Exercise
Reproduce the data exactly.

*-*-*

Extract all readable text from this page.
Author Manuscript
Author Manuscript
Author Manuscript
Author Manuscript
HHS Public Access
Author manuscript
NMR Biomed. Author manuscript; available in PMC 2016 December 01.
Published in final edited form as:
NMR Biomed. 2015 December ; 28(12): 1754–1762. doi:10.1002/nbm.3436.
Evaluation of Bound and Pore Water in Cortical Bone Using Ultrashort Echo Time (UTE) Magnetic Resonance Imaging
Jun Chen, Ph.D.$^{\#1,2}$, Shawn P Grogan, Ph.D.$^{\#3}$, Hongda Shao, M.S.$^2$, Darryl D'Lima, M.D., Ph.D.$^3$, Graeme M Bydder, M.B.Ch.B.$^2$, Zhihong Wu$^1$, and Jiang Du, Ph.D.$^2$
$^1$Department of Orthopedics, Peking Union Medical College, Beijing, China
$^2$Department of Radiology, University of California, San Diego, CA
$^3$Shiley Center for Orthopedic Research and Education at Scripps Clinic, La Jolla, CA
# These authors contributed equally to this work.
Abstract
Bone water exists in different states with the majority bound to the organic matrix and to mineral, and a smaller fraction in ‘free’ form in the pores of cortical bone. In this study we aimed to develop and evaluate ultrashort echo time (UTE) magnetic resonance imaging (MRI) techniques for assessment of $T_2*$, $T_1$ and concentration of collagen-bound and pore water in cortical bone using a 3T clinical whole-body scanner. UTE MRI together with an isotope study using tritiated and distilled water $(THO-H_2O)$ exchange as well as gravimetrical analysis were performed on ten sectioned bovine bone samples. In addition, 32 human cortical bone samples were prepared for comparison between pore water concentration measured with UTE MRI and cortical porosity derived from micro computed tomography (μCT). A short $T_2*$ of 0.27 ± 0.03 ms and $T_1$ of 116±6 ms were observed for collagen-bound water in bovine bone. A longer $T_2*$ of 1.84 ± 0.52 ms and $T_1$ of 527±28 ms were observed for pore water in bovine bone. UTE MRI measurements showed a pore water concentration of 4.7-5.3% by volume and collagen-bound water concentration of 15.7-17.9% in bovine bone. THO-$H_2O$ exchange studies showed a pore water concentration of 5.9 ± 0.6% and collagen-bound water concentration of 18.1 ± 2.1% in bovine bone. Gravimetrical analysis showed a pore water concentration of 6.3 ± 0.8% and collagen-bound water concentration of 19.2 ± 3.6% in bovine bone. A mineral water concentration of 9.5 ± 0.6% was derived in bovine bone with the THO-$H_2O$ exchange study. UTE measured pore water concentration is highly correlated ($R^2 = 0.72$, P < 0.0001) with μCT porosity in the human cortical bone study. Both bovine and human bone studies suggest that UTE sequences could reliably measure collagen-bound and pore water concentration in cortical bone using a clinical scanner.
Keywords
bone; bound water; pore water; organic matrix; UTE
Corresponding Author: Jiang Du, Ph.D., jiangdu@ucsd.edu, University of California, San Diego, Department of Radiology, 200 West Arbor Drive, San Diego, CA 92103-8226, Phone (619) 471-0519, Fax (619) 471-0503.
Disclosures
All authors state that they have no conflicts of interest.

*-*-*

Reply to the task
Extract all readable text from this page.
Author Manuscript
Author Manuscript
Author Manuscript
Author Manuscript
HHS Public Access
Author manuscript
NMR Biomed. Author manuscript; available in PMC 2016 December 01.
Published in final edited form as:
NMR Biomed. 2015 December ; 28(12): 1754–1762. doi:10.1002/nbm.3436.
Evaluation of Bound and Pore Water in Cortical Bone Using Ultrashort Echo Time (UTE) Magnetic Resonance Imaging
Jun Chen, Ph.D.$^{\#1,2}$, Shawn P Grogan, Ph.D.$^{\#3}$, Hongda Shao, M.S.$^2$, Darryl D'Lima, M.D., Ph.D.$^3$, Graeme M Bydder, M.B.Ch.B.$^2$, Zhihong Wu$^1$, and Jiang Du, Ph.D.$^2$
$^1$Department of Orthopedics, Peking Union Medical College, Beijing, China
$^2$Department of Radiology, University of California, San Diego, CA
$^3$Shiley Center for Orthopedic Research and Education at Scripps Clinic, La Jolla, CA
# These authors contributed equally to this work.
Abstract
Bone water exists in different states with the majority bound to the organic matrix and to mineral, and a smaller fraction in ‘free’ form in the pores of cortical bone. In this study we aimed to develop and evaluate ultrashort echo time (UTE) magnetic resonance imaging (MRI) techniques for assessment of $T_2*$, $T_1$ and concentration of collagen-bound and pore water in cortical bone using a 3T clinical whole-body scanner. UTE MRI together with an isotope study using tritiated and distilled water $(THO-H_2O)$ exchange as well as gravimetrical analysis were performed on ten sectioned bovine bone samples. In addition, 32 human cortical bone samples were prepared for comparison between pore water concentration measured with UTE MRI and cortical porosity derived from micro computed tomography (μCT). A short $T_2*$ of 0.27 ± 0.03 ms and $T_1$ of 116±6 ms were observed for collagen-bound water in bovine bone. A longer $T_2*$ of 1.84 ± 0.52 ms and $T_1$ of 527±28 ms were observed for pore water in bovine bone. UTE MRI measurements showed a pore water concentration of 4.7-5.3% by volume and collagen-bound water concentration of 15.7-17.9% in bovine bone. THO-$H_2O$ exchange studies showed a pore water concentration of 5.9 ± 0.6% and collagen-bound water concentration of 18.1 ± 2.1% in bovine bone. Gravimetrical analysis showed a pore water concentration of 6.3 ± 0.8% and collagen-bound water concentration of 19.2 ± 3.6% in bovine bone. A mineral water concentration of 9.5 ± 0.6% was derived in bovine bone with the THO-$H_2O$ exchange study. UTE measured pore water concentration is highly correlated ($R^2 = 0.72$, P < 0.0001) with μCT porosity in the human cortical bone study. Both bovine and human bone studies suggest that UTE sequences could reliably measure collagen-bound and pore water concentration in cortical bone using a clinical scanner.
Keywords
bone; bound water; pore water; organic matrix; UTE
Corresponding Author: Jiang Du, Ph.D., jiangdu@ucsd.edu, University of California, San Diego, Department of Radiology, 200 West Arbor Drive, San Diego, CA 92103-8226, Phone (619) 471-0519, Fax (619) 471-0503.
Disclosures
All authors state that they have no conflicts of interest.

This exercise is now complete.